* **Task requirements**
Gather all lines with the word "前瞻产业研究院" in them.

##### Exercise input #####

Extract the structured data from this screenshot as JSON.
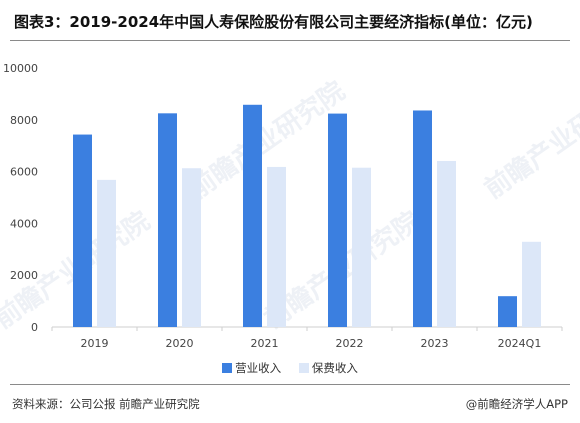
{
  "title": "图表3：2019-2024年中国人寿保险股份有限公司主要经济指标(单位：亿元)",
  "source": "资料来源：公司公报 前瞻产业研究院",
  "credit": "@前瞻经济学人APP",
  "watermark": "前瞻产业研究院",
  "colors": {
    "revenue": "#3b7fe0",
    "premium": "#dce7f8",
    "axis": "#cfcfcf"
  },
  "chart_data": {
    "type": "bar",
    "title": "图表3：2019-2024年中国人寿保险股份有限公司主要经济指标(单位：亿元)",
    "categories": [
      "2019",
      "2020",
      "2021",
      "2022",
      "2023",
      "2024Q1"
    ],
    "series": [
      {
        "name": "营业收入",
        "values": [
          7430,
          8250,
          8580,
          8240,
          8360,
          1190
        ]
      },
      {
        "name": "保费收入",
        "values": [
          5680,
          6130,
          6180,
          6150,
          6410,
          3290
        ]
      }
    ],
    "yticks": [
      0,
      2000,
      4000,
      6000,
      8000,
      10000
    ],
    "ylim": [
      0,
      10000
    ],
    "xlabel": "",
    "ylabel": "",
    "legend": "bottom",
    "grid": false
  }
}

#####
##### Exercise input #####

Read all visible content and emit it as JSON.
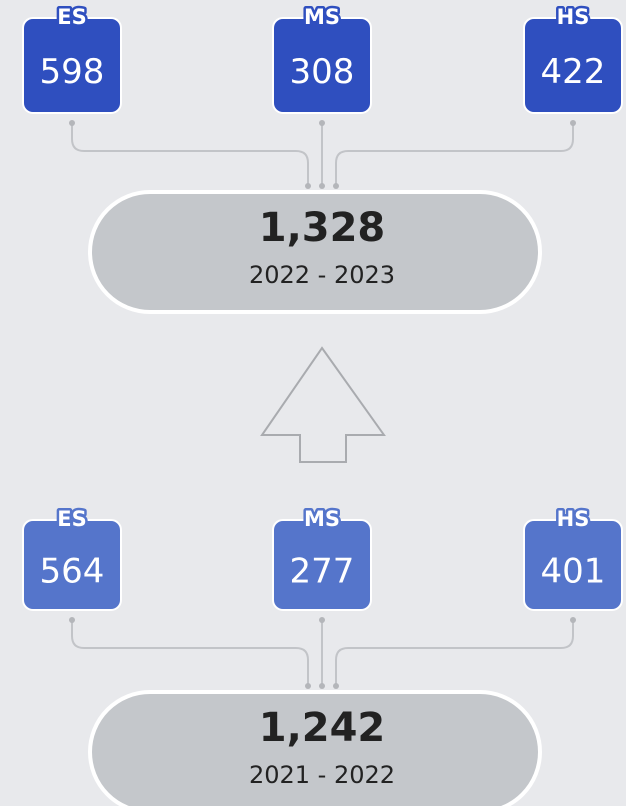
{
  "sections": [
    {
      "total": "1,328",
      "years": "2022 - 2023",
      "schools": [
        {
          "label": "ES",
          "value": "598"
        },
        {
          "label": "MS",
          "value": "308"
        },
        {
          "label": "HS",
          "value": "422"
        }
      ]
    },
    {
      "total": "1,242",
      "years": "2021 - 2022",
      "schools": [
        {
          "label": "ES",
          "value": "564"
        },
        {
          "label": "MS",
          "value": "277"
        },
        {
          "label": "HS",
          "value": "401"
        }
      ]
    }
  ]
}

#####

* **Response below**
  "source": "资料来源：公司公报 前瞻产业研究院",
  "watermark": "前瞻产业研究院",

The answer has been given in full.